GIVEN PROBLEM:
Give every line again exactly as it appears, please, but not the pictures.

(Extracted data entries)
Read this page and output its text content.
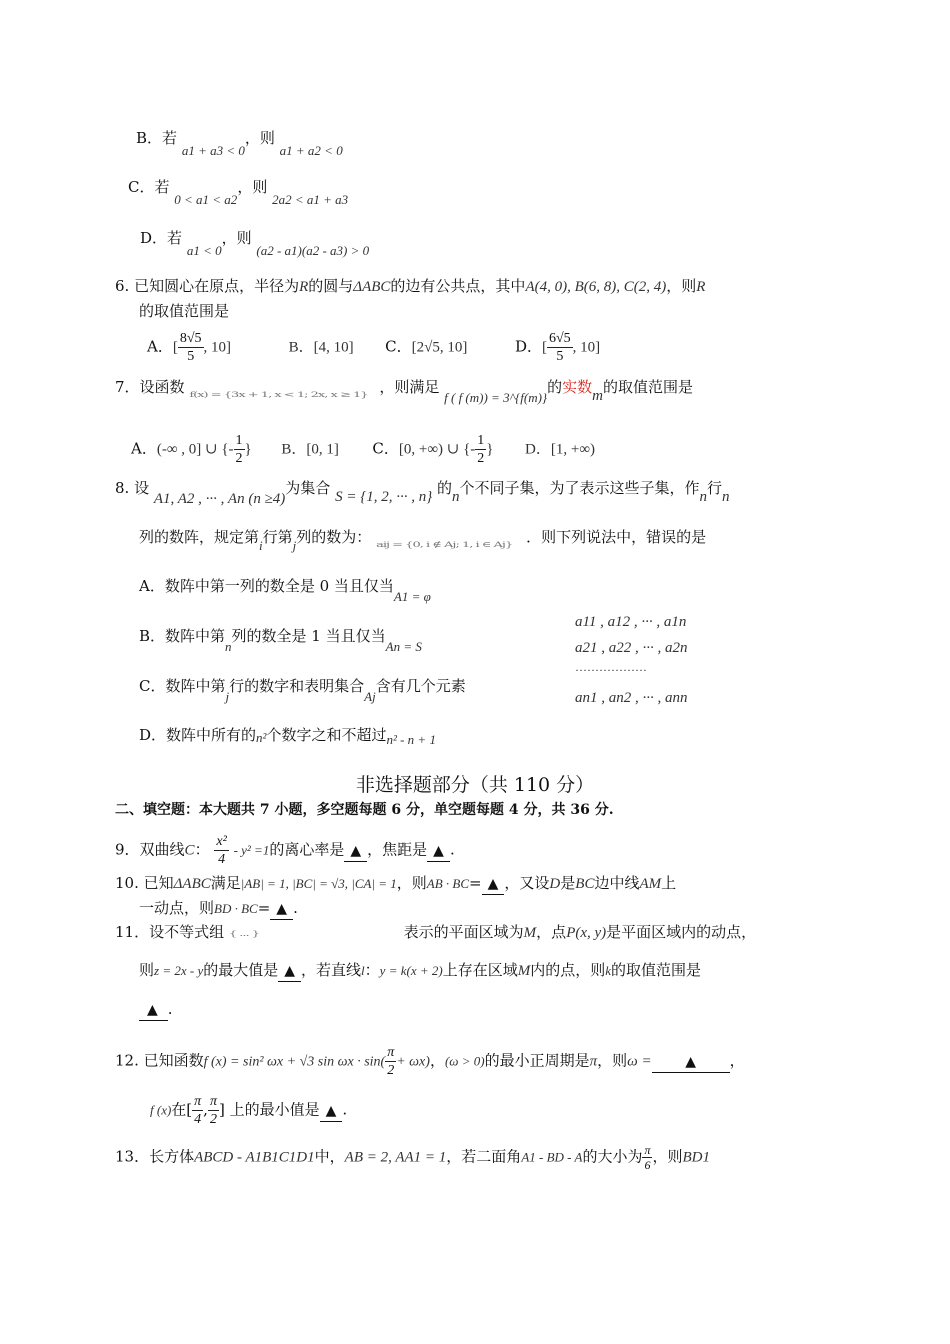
B．若 a1 + a3 < 0，则 a1 + a2 < 0
C．若 0 < a1 < a2，则 2a2 < a1 + a3
D．若 a1 < 0，则 (a2 - a1)(a2 - a3) > 0
6. 已知圆心在原点，半径为R的圆与ΔABC的边有公共点，其中A(4, 0), B(6, 8), C(2, 4)，则R
的取值范围是
A．[ $\frac{8√5}{5}$ , 10]	B．[4, 10] C．[2√5, 10]	D．[ $\frac{6√5}{5}$ , 10]
7．设函数 f(x) = {3x + 1, x < 1; 2x, x ≥ 1} ，则满足 f ( f (m)) = 3^{f(m)}的实数m的取值范围是
A．(-∞ , 0] ∪ {- $\frac{1}{2}$ } B．[0, 1] C．[0, +∞) ∪ {- $\frac{1}{2}$ } D．[1, +∞)
8. 设 A1, A2 , ··· , An (n ≥4)为集合 S = {1, 2, ··· , n} 的n个不同子集，为了表示这些子集，作n行n
列的数阵，规定第i行第j列的数为： aij = {0, i ∉ Aj; 1, i ∈ Aj} ．则下列说法中，错误的是
A．数阵中第一列的数全是 0 当且仅当A1 = φ
B．数阵中第n列的数全是 1 当且仅当An = S
C．数阵中第j行的数字和表明集合Aj含有几个元素
D．数阵中所有的n²个数字之和不超过n² - n + 1
a11 , a12 , ··· , a1n
a21 , a22 , ··· , a2n
··················
an1 , an2 , ··· , ann
非选择题部分（共 110 分）
二、填空题：本大题共 7 小题，多空题每题 6 分，单空题每题 4 分，共 36 分.
9．双曲线C： $\frac{\text{x²}}{4} - y^2 =1$的离心率是 ▲ ，焦距是 ▲ .
10. 已知ΔABC满足|AB| = 1, |BC| = √3, |CA| = 1，则AB · BC= ▲ ，又设D是BC边中线AM上
一动点，则BD · BC= ▲ .
11．设不等式组 { ... }	表示的平面区域为M，点P(x, y)是平面区域内的动点，
则z = 2x - y的最大值是 ▲ ，若直线l：y = k(x + 2)上存在区域M内的点，则k的取值范围是
▲ .
12. 已知函数f (x) = sin² ωx + √3 $\sin \omega x \cdot \sin( \frac{\pi}{2} + \omega x)$，(ω > 0)的最小正周期是π，则ω = ▲ ，
f (x)在[ $\frac{\pi}{4}$ , $\frac{\pi}{2}$ ] 上的最小值是 ▲ .
13．长方体ABCD - A1B1C1D1中，AB = 2, AA1 = 1，若二面角A1 - BD - A的大小为 $\frac{\pi}{6}$ ，则BD1
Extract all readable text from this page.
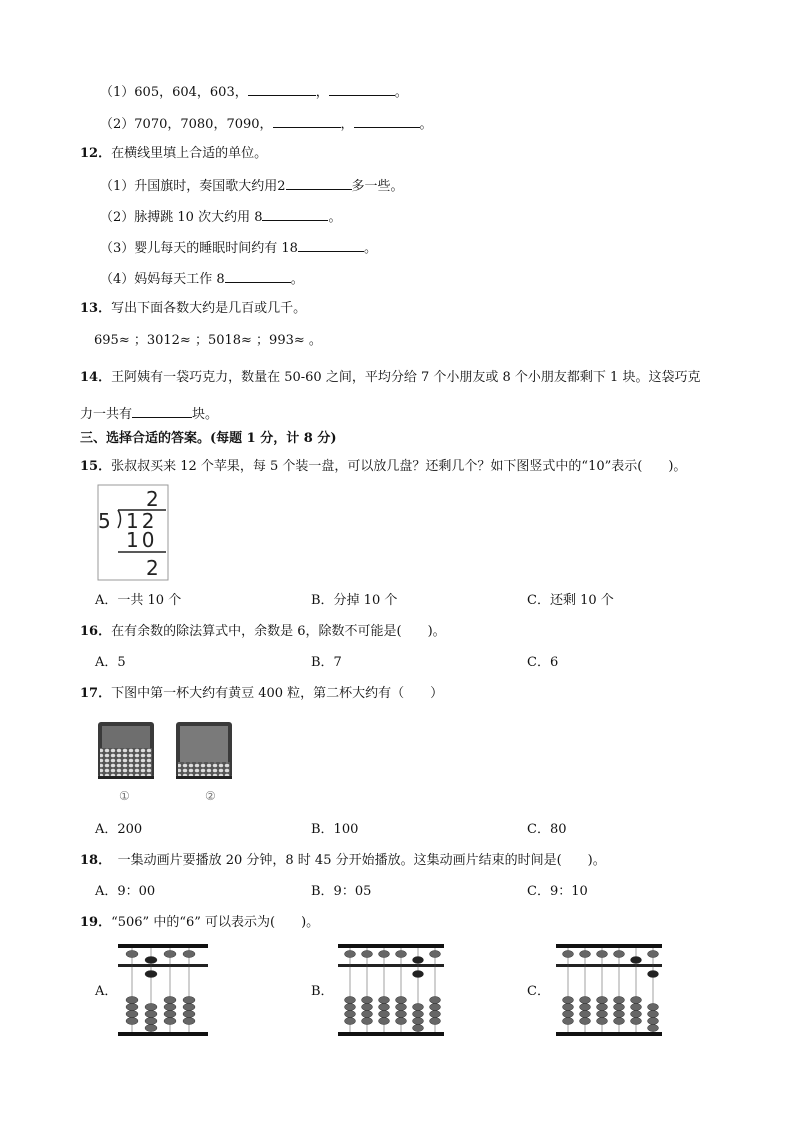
（1）605，604，603，	，	。
（2）7070，7080，7090，	，	。
12．在横线里填上合适的单位。
（1）升国旗时，奏国歌大约用2	多一些。
（2）脉搏跳 10 次大约用 8	。
（3）婴儿每天的睡眠时间约有 18	。
（4）妈妈每天工作 8	。
13．写出下面各数大约是几百或几千。
695≈ ；3012≈ ；5018≈ ；993≈ 。
14．王阿姨有一袋巧克力，数量在 50-60 之间，平均分给 7 个小朋友或 8 个小朋友都剩下 1 块。这袋巧克
力一共有	块。
三、选择合适的答案。(每题 1 分，计 8 分)
15．张叔叔买来 12 个苹果，每 5 个装一盘，可以放几盘？还剩几个？如下图竖式中的“10”表示(　　)。
2
5 12
10
2
A．一共 10 个	B．分掉 10 个	C．还剩 10 个
16．在有余数的除法算式中，余数是 6，除数不可能是(　　)。
A．5	B．7	C．6
17．下图中第一杯大约有黄豆 400 粒，第二杯大约有（　　）
①	②
A．200	B．100	C．80
18．　一集动画片要播放 20 分钟，8 时 45 分开始播放。这集动画片结束的时间是(　　)。
A．9：00	B．9：05	C．9：10
19．“506” 中的“6” 可以表示为(　　)。
A．	B．	C．
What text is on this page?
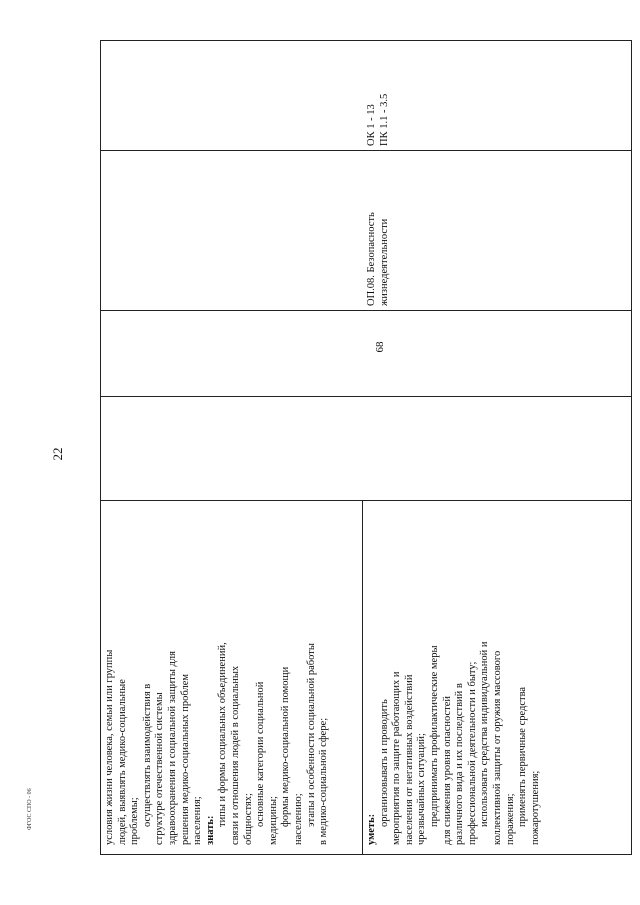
22
ФГОС СПО - 06	условия жизни человека, семьи или группы людей, выявлять медико-социальные проблемы; осуществлять взаимодействия в структуре отечественной системы здравоохранения и социальной защиты для решения медико-социальных проблем населения; знать:
типы и формы социальных объединений, связи и отношения людей в социальных общностях; основные категории социальной медицины; формы медико-социальной помощи населению; этапы и особенности социальной работы в медико-социальной сфере;	уметь:
организовывать и проводить мероприятия по защите работающих и населения от негативных воздействий чрезвычайных ситуаций; предпринимать профилактические меры для снижения уровня опасностей различного вида и их последствий в профессиональной деятельности и быту; использовать средства индивидуальной и коллективной защиты от оружия массового поражения; применять первичные средства пожаротушения;
68
ОП.08. Безопасность жизнедеятельности
ОК 1 - 13 ПК 1.1 - 3.5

COMPLETE RESPONSE:
Read this page and output its text content.
B．若 a1 + a3 < 0，则 a1 + a2 < 0
C．若 0 < a1 < a2，则 2a2 < a1 + a3
D．若 a1 < 0，则 (a2 - a1)(a2 - a3) > 0
6. 已知圆心在原点，半径为R的圆与ΔABC的边有公共点，其中A(4, 0), B(6, 8), C(2, 4)，则R
的取值范围是
A．[ $\frac{8√5}{5}$ , 10]	B．[4, 10] C．[2√5, 10]	D．[ $\frac{6√5}{5}$ , 10]
7．设函数 f(x) = {3x + 1, x < 1; 2x, x ≥ 1} ，则满足 f ( f (m)) = 3^{f(m)}的实数m的取值范围是
A．(-∞ , 0] ∪ {- $\frac{1}{2}$ } B．[0, 1] C．[0, +∞) ∪ {- $\frac{1}{2}$ } D．[1, +∞)
8. 设 A1, A2 , ··· , An (n ≥4)为集合 S = {1, 2, ··· , n} 的n个不同子集，为了表示这些子集，作n行n
列的数阵，规定第i行第j列的数为： aij = {0, i ∉ Aj; 1, i ∈ Aj} ．则下列说法中，错误的是
A．数阵中第一列的数全是 0 当且仅当A1 = φ
B．数阵中第n列的数全是 1 当且仅当An = S
C．数阵中第j行的数字和表明集合Aj含有几个元素
D．数阵中所有的n²个数字之和不超过n² - n + 1
a11 , a12 , ··· , a1n
a21 , a22 , ··· , a2n
··················
an1 , an2 , ··· , ann
非选择题部分（共 110 分）
二、填空题：本大题共 7 小题，多空题每题 6 分，单空题每题 4 分，共 36 分.
9．双曲线C： $\frac{\text{x²}}{4} - y^2 =1$的离心率是 ▲ ，焦距是 ▲ .
10. 已知ΔABC满足|AB| = 1, |BC| = √3, |CA| = 1，则AB · BC= ▲ ，又设D是BC边中线AM上
一动点，则BD · BC= ▲ .
11．设不等式组 { ... }	表示的平面区域为M，点P(x, y)是平面区域内的动点，
则z = 2x - y的最大值是 ▲ ，若直线l：y = k(x + 2)上存在区域M内的点，则k的取值范围是
▲ .
12. 已知函数f (x) = sin² ωx + √3 $\sin \omega x \cdot \sin( \frac{\pi}{2} + \omega x)$，(ω > 0)的最小正周期是π，则ω = ▲ ，
f (x)在[ $\frac{\pi}{4}$ , $\frac{\pi}{2}$ ] 上的最小值是 ▲ .
13．长方体ABCD - A1B1C1D1中，AB = 2, AA1 = 1，若二面角A1 - BD - A的大小为 $\frac{\pi}{6}$ ，则BD1
Extract all readable text from this page.
（1）605，604，603，	，	。
（2）7070，7080，7090，	，	。
12．在横线里填上合适的单位。
（1）升国旗时，奏国歌大约用2	多一些。
（2）脉搏跳 10 次大约用 8	。
（3）婴儿每天的睡眠时间约有 18	。
（4）妈妈每天工作 8	。
13．写出下面各数大约是几百或几千。
695≈ ；3012≈ ；5018≈ ；993≈ 。
14．王阿姨有一袋巧克力，数量在 50-60 之间，平均分给 7 个小朋友或 8 个小朋友都剩下 1 块。这袋巧克
力一共有	块。
三、选择合适的答案。(每题 1 分，计 8 分)
15．张叔叔买来 12 个苹果，每 5 个装一盘，可以放几盘？还剩几个？如下图竖式中的“10”表示(　　)。
2
5 12
10
2
A．一共 10 个	B．分掉 10 个	C．还剩 10 个
16．在有余数的除法算式中，余数是 6，除数不可能是(　　)。
A．5	B．7	C．6
17．下图中第一杯大约有黄豆 400 粒，第二杯大约有（　　）
①	②
A．200	B．100	C．80
18．　一集动画片要播放 20 分钟，8 时 45 分开始播放。这集动画片结束的时间是(　　)。
A．9：00	B．9：05	C．9：10
19．“506” 中的“6” 可以表示为(　　)。
A．	B．	C．
What text is on this page?
22
ФГОС СПО - 06	условия жизни человека, семьи или группы людей, выявлять медико-социальные проблемы; осуществлять взаимодействия в структуре отечественной системы здравоохранения и социальной защиты для решения медико-социальных проблем населения; знать:
типы и формы социальных объединений, связи и отношения людей в социальных общностях; основные категории социальной медицины; формы медико-социальной помощи населению; этапы и особенности социальной работы в медико-социальной сфере;	уметь:
организовывать и проводить мероприятия по защите работающих и населения от негативных воздействий чрезвычайных ситуаций; предпринимать профилактические меры для снижения уровня опасностей различного вида и их последствий в профессиональной деятельности и быту; использовать средства индивидуальной и коллективной защиты от оружия массового поражения; применять первичные средства пожаротушения;
68
ОП.08. Безопасность жизнедеятельности
ОК 1 - 13 ПК 1.1 - 3.5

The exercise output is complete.